October 5, 2022

Present

Juri Papay, Gregor von Laszewski, Gregg Barrett, Geoffrey Fox, Junqi Yin, Piotr Luszczek, Aristeidis Tsaris, Murali Emani, Amit Ruhela, Christine Kirkpatrick and David Kanter was involved in later discussions

Apologies

Jeyan Thiyagalingam, Tony Hey, Mallikarjun Shankar,

Tentative Agenda

Any new members
Status of 4 Benchmarks: Policy/Submission Rules Schedules
Policy https://github.com/mlcommons/science/blob/main/policy.adoc
Submission https://github.com/mlcommons/science/blob/main/submit.adoc
ACTION ITEM We agreed that we should add suggestions and comments to benchmarks to identify promising approaches to improving science; where did we try and fail? What did we not look at but think was interesting?
Futures -- new benchmarks
ACTION ITEM We agreed to draft a call for new benchmarks
AOB

Discussion of Existing 4 Benchmarks

Gregor and Juri noted the updated policy and new submissions documents. These are almost complete although David Kanter noted later that simple closed division (measure performance) was not discussed in submissions document.
Juri discussed trials in running existing benchmarks to which Gregg noted that “Juri it sounds like you are complaining about reproducibility issues in science and ML “ and Juri responded “Yes, I am making an observation based on my daily experience.”
Need repository as some too big for github; Christine will document use of SDSC storage that we now use
Need to extend cloudmask curation to other 3 benchmarks: Juri/Gregor will investigate
We should add contact person for science to our benchmarks
The group and later David stressed need for outside users which emphasized value in good information dissemination for our work.
Later David Kanter put us in contact with Joe Volat \<joe@milestone-pr.com>, and Cheryl Delgreco \<cheryl@milestone-pr.com> for MLCommons communication.
ACTION ITEM: Send any suggestions (either text or places to send it) to Geoffrey by Friday October 7, so he can draft an announcement combining the current 4 benchmarks and call for new benchmarks
Christine noted example: MLCommons Unveils Open Datasets and Tools to Drive Democratization of Machine Learning

Discussion of Futures

Geoffrey suggested that our mission could be stated as: Evaluate, Organize, Curate, and Integrate artifacts around Applications, Models(algorithms), Infrastructure, and the 3 MLCommons Pillars Benchmarks, Datasets, and Best Practices. These artifacts are open source and accessible through the MLCommons GitHub. Our input comes from independently funded activities and experts in Industry, Government, and Research.

··········

**THE EXERCISE:** Copy the meeting notes word for word, starting at "Need repository as" and ending at "for our work.". The listing that comes next is drawn from a separate source.

**RAW DATA:**
··········

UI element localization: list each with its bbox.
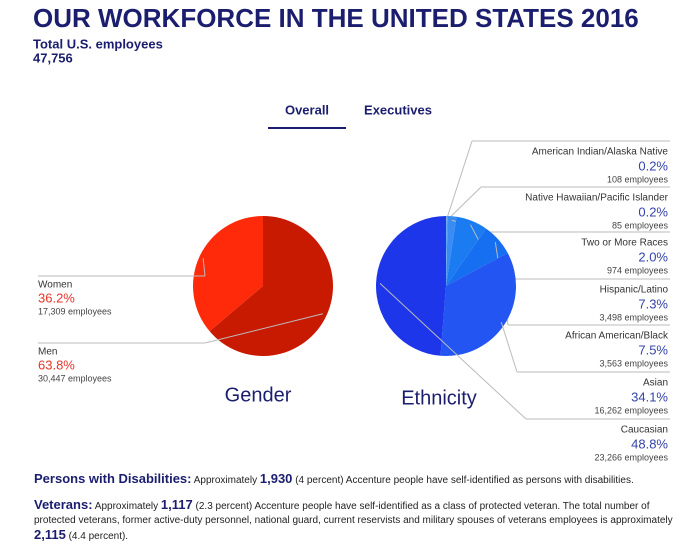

··········

**TASK SOLUTION:**
Need repository as some too big for github; Christine will document use of SDSC storage that we now use
Need to extend cloudmask curation to other 3 benchmarks: Juri/Gregor will investigate
We should add contact person for science to our benchmarks
The group and later David stressed need for outside users which emphasized value in good information dissemination for our work.